[Stored data entries]
■ ■ ■

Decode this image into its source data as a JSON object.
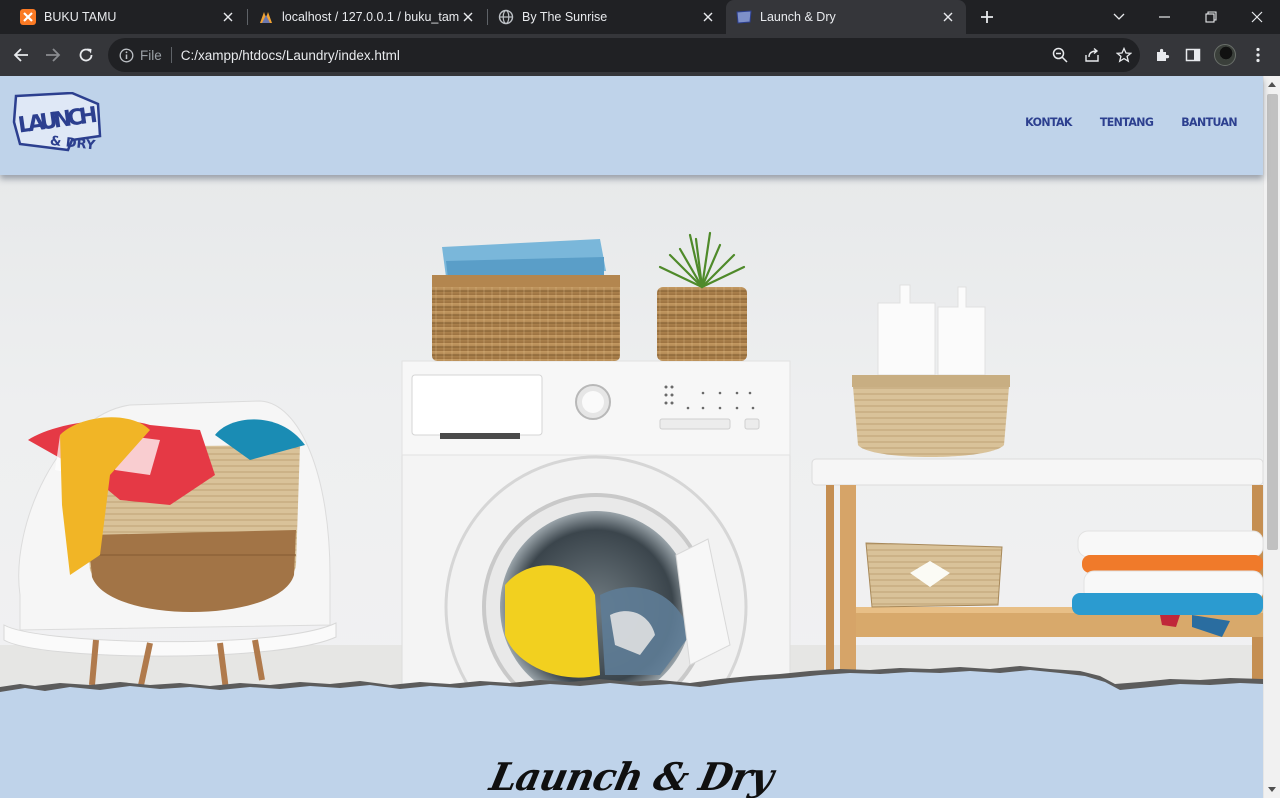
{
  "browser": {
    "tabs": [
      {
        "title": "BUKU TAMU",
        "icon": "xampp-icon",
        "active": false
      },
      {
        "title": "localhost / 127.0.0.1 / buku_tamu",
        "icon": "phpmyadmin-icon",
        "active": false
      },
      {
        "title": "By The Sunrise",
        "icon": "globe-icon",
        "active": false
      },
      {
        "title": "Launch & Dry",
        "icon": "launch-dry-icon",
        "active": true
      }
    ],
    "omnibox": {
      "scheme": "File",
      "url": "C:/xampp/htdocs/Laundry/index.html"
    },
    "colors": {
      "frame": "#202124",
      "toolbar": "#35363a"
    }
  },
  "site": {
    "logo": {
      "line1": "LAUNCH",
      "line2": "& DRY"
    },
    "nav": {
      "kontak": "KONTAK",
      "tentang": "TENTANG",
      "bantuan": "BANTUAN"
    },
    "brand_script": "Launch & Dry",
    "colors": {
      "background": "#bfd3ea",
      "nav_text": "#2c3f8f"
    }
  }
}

■ ■ ■

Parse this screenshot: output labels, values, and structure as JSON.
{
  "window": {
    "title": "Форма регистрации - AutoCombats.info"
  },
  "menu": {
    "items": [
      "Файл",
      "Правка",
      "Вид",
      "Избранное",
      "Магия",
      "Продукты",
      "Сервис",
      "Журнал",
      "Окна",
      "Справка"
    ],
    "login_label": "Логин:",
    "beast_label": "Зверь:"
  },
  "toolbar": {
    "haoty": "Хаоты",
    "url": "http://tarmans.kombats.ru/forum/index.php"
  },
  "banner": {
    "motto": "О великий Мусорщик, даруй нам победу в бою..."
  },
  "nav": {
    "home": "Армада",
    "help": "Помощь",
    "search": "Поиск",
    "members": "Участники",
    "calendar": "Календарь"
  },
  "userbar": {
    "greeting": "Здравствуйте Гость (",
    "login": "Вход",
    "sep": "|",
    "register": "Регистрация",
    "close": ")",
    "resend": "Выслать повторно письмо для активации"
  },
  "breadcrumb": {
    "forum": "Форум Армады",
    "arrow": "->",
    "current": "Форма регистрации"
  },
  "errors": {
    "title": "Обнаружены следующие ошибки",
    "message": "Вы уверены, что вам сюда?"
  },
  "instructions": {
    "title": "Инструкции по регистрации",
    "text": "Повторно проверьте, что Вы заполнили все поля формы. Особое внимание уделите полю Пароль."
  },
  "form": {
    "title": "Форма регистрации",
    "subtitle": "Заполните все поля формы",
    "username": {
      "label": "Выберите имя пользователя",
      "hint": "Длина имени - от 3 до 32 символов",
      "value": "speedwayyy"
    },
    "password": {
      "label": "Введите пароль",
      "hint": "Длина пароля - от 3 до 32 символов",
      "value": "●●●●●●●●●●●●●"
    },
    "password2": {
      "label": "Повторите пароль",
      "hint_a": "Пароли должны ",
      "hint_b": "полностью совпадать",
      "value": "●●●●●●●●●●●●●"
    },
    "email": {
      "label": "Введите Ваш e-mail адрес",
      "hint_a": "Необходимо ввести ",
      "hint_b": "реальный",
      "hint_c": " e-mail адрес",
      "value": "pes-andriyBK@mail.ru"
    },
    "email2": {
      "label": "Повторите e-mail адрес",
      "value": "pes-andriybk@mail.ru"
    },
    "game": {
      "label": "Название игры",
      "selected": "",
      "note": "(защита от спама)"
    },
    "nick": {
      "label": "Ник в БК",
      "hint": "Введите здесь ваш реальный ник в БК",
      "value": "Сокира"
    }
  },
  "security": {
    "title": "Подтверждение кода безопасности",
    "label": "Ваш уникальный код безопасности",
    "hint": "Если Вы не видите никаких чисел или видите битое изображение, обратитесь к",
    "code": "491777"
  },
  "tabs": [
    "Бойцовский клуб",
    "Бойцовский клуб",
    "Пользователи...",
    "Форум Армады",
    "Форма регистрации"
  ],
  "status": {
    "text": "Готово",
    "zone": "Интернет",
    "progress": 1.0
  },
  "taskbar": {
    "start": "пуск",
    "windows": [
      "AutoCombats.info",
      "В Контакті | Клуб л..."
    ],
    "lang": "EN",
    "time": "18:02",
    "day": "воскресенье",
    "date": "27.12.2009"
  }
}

■ ■ ■

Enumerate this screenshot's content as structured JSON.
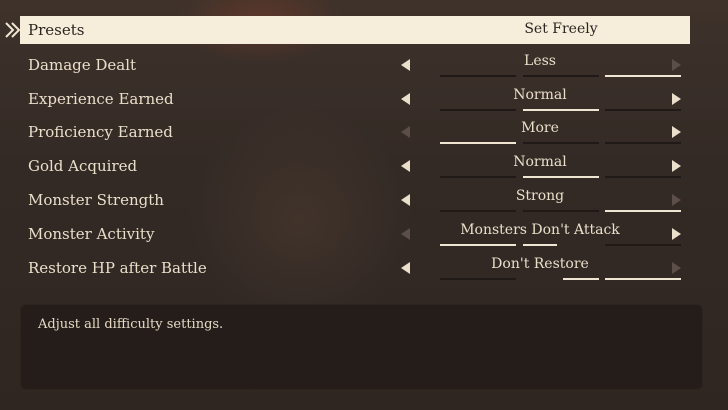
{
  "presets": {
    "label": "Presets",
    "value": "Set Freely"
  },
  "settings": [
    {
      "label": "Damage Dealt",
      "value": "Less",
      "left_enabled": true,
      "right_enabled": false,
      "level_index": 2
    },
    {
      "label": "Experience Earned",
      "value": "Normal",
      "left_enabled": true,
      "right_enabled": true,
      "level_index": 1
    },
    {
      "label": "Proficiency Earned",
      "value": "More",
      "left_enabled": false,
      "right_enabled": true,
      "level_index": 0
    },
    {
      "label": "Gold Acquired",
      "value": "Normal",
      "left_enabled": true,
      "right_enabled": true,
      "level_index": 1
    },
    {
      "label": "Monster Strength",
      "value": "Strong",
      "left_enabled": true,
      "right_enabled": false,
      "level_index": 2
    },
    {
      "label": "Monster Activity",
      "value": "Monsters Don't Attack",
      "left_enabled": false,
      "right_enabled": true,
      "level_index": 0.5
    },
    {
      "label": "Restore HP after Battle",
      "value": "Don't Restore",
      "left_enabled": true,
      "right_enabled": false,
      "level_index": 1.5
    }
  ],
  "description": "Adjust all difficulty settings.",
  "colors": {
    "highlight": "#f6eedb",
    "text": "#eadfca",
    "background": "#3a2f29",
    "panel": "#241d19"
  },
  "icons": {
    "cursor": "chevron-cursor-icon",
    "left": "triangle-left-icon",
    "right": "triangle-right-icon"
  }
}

■ ■ ■

▶ [Task to complete] Of the lines in the material, how many hold the word "forum"? Reply with the number only.

▶ [Solved problem] 2